>>>
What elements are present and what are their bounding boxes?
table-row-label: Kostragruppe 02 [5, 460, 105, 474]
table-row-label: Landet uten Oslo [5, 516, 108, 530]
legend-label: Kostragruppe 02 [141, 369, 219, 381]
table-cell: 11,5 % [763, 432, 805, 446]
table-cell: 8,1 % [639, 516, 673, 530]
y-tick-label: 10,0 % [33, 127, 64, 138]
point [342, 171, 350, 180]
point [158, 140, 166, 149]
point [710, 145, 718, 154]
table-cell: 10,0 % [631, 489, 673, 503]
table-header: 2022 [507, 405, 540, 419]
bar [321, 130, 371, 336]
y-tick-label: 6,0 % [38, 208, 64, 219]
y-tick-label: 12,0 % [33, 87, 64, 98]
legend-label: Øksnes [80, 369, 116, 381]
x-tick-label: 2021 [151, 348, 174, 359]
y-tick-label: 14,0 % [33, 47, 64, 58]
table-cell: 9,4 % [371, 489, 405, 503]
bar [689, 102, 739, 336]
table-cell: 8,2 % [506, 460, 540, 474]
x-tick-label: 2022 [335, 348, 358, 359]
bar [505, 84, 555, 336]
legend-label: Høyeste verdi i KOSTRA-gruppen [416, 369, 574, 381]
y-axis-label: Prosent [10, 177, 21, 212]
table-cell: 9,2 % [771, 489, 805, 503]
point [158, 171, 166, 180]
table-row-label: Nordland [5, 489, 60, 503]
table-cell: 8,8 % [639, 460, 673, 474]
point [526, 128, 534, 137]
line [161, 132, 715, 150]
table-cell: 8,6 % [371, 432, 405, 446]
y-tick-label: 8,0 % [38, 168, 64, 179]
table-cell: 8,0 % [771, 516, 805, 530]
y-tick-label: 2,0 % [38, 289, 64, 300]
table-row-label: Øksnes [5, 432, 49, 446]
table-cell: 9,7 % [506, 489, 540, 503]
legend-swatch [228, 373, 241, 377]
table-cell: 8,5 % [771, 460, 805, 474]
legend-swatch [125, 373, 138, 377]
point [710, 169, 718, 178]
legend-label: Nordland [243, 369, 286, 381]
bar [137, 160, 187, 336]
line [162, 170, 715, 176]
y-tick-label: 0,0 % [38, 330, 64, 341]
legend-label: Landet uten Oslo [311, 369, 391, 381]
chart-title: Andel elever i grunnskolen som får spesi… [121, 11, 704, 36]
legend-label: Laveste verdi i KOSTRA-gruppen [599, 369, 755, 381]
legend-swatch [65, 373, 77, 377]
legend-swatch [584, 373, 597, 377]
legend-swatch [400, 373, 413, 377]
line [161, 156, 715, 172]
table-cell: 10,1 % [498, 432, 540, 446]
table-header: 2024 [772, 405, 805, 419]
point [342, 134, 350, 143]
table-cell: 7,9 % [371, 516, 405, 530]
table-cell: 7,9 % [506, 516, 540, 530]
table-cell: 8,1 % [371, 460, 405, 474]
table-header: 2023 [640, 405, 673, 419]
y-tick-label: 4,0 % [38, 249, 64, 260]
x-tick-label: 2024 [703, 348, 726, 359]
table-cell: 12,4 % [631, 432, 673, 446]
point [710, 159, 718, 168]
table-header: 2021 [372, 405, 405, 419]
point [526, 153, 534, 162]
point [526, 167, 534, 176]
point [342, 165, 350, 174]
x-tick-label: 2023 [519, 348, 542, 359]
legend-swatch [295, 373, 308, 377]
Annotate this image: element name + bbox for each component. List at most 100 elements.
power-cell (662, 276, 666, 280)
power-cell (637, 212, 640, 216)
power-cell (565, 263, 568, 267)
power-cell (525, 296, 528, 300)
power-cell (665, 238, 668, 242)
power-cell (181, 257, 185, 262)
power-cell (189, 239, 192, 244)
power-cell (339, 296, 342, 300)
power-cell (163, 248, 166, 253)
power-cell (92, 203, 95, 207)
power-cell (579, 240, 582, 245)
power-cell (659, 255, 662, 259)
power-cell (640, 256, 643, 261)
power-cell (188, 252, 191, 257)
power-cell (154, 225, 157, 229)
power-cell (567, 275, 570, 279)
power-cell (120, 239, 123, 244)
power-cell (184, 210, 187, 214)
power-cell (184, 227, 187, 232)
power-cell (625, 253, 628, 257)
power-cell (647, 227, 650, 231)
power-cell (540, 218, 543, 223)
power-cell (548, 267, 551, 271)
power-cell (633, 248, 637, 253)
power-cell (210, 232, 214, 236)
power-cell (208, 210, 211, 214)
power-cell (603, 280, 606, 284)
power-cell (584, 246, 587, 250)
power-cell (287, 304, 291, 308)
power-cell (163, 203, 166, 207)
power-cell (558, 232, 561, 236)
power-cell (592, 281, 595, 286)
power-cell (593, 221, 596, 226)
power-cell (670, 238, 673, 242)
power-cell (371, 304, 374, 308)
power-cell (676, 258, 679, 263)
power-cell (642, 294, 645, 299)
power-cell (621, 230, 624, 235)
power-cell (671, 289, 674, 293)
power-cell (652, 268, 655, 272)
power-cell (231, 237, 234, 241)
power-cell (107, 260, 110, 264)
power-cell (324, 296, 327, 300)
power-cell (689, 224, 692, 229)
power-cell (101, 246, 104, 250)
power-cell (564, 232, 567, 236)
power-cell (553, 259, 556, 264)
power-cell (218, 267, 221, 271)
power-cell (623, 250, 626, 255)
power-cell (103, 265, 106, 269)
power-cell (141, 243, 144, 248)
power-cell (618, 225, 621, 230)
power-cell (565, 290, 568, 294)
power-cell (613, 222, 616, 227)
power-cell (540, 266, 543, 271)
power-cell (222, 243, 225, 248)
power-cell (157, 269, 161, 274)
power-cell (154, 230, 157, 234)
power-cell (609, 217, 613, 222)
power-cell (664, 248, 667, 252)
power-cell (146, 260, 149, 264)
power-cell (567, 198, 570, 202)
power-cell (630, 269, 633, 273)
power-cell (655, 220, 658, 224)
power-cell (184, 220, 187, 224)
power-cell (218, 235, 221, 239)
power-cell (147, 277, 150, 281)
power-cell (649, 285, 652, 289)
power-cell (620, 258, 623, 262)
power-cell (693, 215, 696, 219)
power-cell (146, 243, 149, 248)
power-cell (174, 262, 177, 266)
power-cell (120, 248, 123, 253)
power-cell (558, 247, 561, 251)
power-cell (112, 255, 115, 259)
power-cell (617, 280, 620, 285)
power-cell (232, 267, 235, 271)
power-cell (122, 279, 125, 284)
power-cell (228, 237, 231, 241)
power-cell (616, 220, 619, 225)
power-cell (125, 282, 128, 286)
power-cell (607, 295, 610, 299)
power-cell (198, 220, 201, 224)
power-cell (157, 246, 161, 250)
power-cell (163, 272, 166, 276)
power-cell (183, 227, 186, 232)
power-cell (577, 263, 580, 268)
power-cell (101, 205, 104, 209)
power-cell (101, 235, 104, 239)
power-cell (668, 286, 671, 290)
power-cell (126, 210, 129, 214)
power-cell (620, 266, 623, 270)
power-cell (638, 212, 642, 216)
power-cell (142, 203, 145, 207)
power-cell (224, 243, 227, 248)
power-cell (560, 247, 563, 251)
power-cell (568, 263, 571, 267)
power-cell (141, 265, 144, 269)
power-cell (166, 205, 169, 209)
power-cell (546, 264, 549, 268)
<<<
(Direction) Rewrite all of the data above with every "legend-swatch" changed to "legend-marker" and nothing else altered.

(Solved problem)
What elements are present and what are their bounding boxes?
table-row-label: Kostragruppe 02 [5, 460, 105, 474]
table-row-label: Landet uten Oslo [5, 516, 108, 530]
legend-label: Kostragruppe 02 [141, 369, 219, 381]
table-cell: 11,5 % [763, 432, 805, 446]
table-cell: 8,1 % [639, 516, 673, 530]
y-tick-label: 10,0 % [33, 127, 64, 138]
point [342, 171, 350, 180]
point [158, 140, 166, 149]
point [710, 145, 718, 154]
table-cell: 10,0 % [631, 489, 673, 503]
table-header: 2022 [507, 405, 540, 419]
bar [321, 130, 371, 336]
y-tick-label: 6,0 % [38, 208, 64, 219]
y-tick-label: 12,0 % [33, 87, 64, 98]
legend-label: Øksnes [80, 369, 116, 381]
x-tick-label: 2021 [151, 348, 174, 359]
y-tick-label: 14,0 % [33, 47, 64, 58]
table-cell: 9,4 % [371, 489, 405, 503]
bar [689, 102, 739, 336]
table-cell: 8,2 % [506, 460, 540, 474]
x-tick-label: 2022 [335, 348, 358, 359]
bar [505, 84, 555, 336]
legend-label: Høyeste verdi i KOSTRA-gruppen [416, 369, 574, 381]
y-axis-label: Prosent [10, 177, 21, 212]
table-cell: 9,2 % [771, 489, 805, 503]
point [158, 171, 166, 180]
table-row-label: Nordland [5, 489, 60, 503]
table-cell: 8,8 % [639, 460, 673, 474]
point [526, 128, 534, 137]
line [161, 132, 715, 150]
table-cell: 8,6 % [371, 432, 405, 446]
y-tick-label: 8,0 % [38, 168, 64, 179]
table-cell: 8,0 % [771, 516, 805, 530]
y-tick-label: 2,0 % [38, 289, 64, 300]
table-row-label: Øksnes [5, 432, 49, 446]
table-cell: 9,7 % [506, 489, 540, 503]
legend-marker [228, 373, 241, 377]
table-cell: 8,5 % [771, 460, 805, 474]
legend-marker [125, 373, 138, 377]
point [710, 169, 718, 178]
legend-label: Nordland [243, 369, 286, 381]
bar [137, 160, 187, 336]
line [162, 170, 715, 176]
y-tick-label: 0,0 % [38, 330, 64, 341]
legend-label: Landet uten Oslo [311, 369, 391, 381]
chart-title: Andel elever i grunnskolen som får spesi… [121, 11, 704, 36]
legend-label: Laveste verdi i KOSTRA-gruppen [599, 369, 755, 381]
legend-marker [65, 373, 77, 377]
legend-marker [584, 373, 597, 377]
legend-marker [400, 373, 413, 377]
line [161, 156, 715, 172]
table-cell: 10,1 % [498, 432, 540, 446]
table-header: 2024 [772, 405, 805, 419]
point [342, 134, 350, 143]
table-cell: 7,9 % [371, 516, 405, 530]
table-cell: 7,9 % [506, 516, 540, 530]
table-cell: 8,1 % [371, 460, 405, 474]
table-header: 2023 [640, 405, 673, 419]
y-tick-label: 4,0 % [38, 249, 64, 260]
x-tick-label: 2024 [703, 348, 726, 359]
table-cell: 12,4 % [631, 432, 673, 446]
point [710, 159, 718, 168]
table-header: 2021 [372, 405, 405, 419]
point [526, 153, 534, 162]
point [526, 167, 534, 176]
point [342, 165, 350, 174]
x-tick-label: 2023 [519, 348, 542, 359]
legend-marker [295, 373, 308, 377]
Annotate this image: element name + bbox for each component. List at most 100 elements.
power-cell (662, 276, 666, 280)
power-cell (637, 212, 640, 216)
power-cell (565, 263, 568, 267)
power-cell (525, 296, 528, 300)
power-cell (665, 238, 668, 242)
power-cell (181, 257, 185, 262)
power-cell (189, 239, 192, 244)
power-cell (339, 296, 342, 300)
power-cell (163, 248, 166, 253)
power-cell (92, 203, 95, 207)
power-cell (579, 240, 582, 245)
power-cell (659, 255, 662, 259)
power-cell (640, 256, 643, 261)
power-cell (188, 252, 191, 257)
power-cell (154, 225, 157, 229)
power-cell (567, 275, 570, 279)
power-cell (120, 239, 123, 244)
power-cell (184, 210, 187, 214)
power-cell (184, 227, 187, 232)
power-cell (625, 253, 628, 257)
power-cell (647, 227, 650, 231)
power-cell (540, 218, 543, 223)
power-cell (548, 267, 551, 271)
power-cell (633, 248, 637, 253)
power-cell (210, 232, 214, 236)
power-cell (208, 210, 211, 214)
power-cell (603, 280, 606, 284)
power-cell (584, 246, 587, 250)
power-cell (287, 304, 291, 308)
power-cell (163, 203, 166, 207)
power-cell (558, 232, 561, 236)
power-cell (592, 281, 595, 286)
power-cell (593, 221, 596, 226)
power-cell (670, 238, 673, 242)
power-cell (371, 304, 374, 308)
power-cell (676, 258, 679, 263)
power-cell (642, 294, 645, 299)
power-cell (621, 230, 624, 235)
power-cell (671, 289, 674, 293)
power-cell (652, 268, 655, 272)
power-cell (231, 237, 234, 241)
power-cell (107, 260, 110, 264)
power-cell (324, 296, 327, 300)
power-cell (689, 224, 692, 229)
power-cell (101, 246, 104, 250)
power-cell (564, 232, 567, 236)
power-cell (553, 259, 556, 264)
power-cell (218, 267, 221, 271)
power-cell (623, 250, 626, 255)
power-cell (103, 265, 106, 269)
power-cell (141, 243, 144, 248)
power-cell (618, 225, 621, 230)
power-cell (565, 290, 568, 294)
power-cell (613, 222, 616, 227)
power-cell (540, 266, 543, 271)
power-cell (222, 243, 225, 248)
power-cell (157, 269, 161, 274)
power-cell (154, 230, 157, 234)
power-cell (609, 217, 613, 222)
power-cell (664, 248, 667, 252)
power-cell (146, 260, 149, 264)
power-cell (567, 198, 570, 202)
power-cell (630, 269, 633, 273)
power-cell (655, 220, 658, 224)
power-cell (184, 220, 187, 224)
power-cell (218, 235, 221, 239)
power-cell (147, 277, 150, 281)
power-cell (649, 285, 652, 289)
power-cell (620, 258, 623, 262)
power-cell (693, 215, 696, 219)
power-cell (146, 243, 149, 248)
power-cell (174, 262, 177, 266)
power-cell (120, 248, 123, 253)
power-cell (558, 247, 561, 251)
power-cell (112, 255, 115, 259)
power-cell (617, 280, 620, 285)
power-cell (232, 267, 235, 271)
power-cell (122, 279, 125, 284)
power-cell (228, 237, 231, 241)
power-cell (616, 220, 619, 225)
power-cell (125, 282, 128, 286)
power-cell (607, 295, 610, 299)
power-cell (198, 220, 201, 224)
power-cell (157, 246, 161, 250)
power-cell (163, 272, 166, 276)
power-cell (183, 227, 186, 232)
power-cell (577, 263, 580, 268)
power-cell (101, 205, 104, 209)
power-cell (101, 235, 104, 239)
power-cell (668, 286, 671, 290)
power-cell (126, 210, 129, 214)
power-cell (620, 266, 623, 270)
power-cell (638, 212, 642, 216)
power-cell (142, 203, 145, 207)
power-cell (224, 243, 227, 248)
power-cell (560, 247, 563, 251)
power-cell (568, 263, 571, 267)
power-cell (141, 265, 144, 269)
power-cell (166, 205, 169, 209)
power-cell (546, 264, 549, 268)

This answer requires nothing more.